[Figure record listings]
═══
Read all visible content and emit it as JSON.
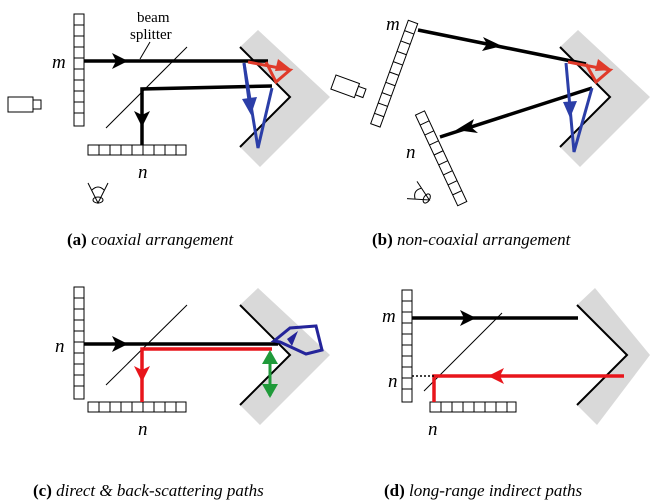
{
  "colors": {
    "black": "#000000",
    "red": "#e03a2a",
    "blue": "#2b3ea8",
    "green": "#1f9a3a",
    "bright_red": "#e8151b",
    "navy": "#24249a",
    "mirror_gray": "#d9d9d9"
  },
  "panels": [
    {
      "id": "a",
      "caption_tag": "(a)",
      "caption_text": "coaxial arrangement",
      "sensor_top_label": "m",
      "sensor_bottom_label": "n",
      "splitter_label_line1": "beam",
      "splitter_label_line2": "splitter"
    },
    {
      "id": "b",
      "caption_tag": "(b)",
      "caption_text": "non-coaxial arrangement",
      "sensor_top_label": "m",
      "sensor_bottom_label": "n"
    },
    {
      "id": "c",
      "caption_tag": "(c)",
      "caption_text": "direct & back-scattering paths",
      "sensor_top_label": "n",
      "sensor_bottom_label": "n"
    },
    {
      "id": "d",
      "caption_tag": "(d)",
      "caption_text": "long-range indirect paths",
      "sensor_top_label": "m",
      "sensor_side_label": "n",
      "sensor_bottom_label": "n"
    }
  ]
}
═══
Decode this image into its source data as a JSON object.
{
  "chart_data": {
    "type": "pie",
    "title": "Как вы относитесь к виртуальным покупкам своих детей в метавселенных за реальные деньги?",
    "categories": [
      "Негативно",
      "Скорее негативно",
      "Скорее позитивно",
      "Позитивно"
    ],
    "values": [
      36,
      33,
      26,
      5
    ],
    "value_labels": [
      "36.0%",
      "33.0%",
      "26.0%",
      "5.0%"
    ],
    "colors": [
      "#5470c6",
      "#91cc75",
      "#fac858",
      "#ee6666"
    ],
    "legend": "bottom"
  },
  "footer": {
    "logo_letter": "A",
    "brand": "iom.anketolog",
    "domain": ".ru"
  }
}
═══
WORK INSTRUCTIONS:
Report each line in the data that holds the word "JSON".

OUTPUT BELOW:
Read all visible content and emit it as JSON.
Decode this image into its source data as a JSON object.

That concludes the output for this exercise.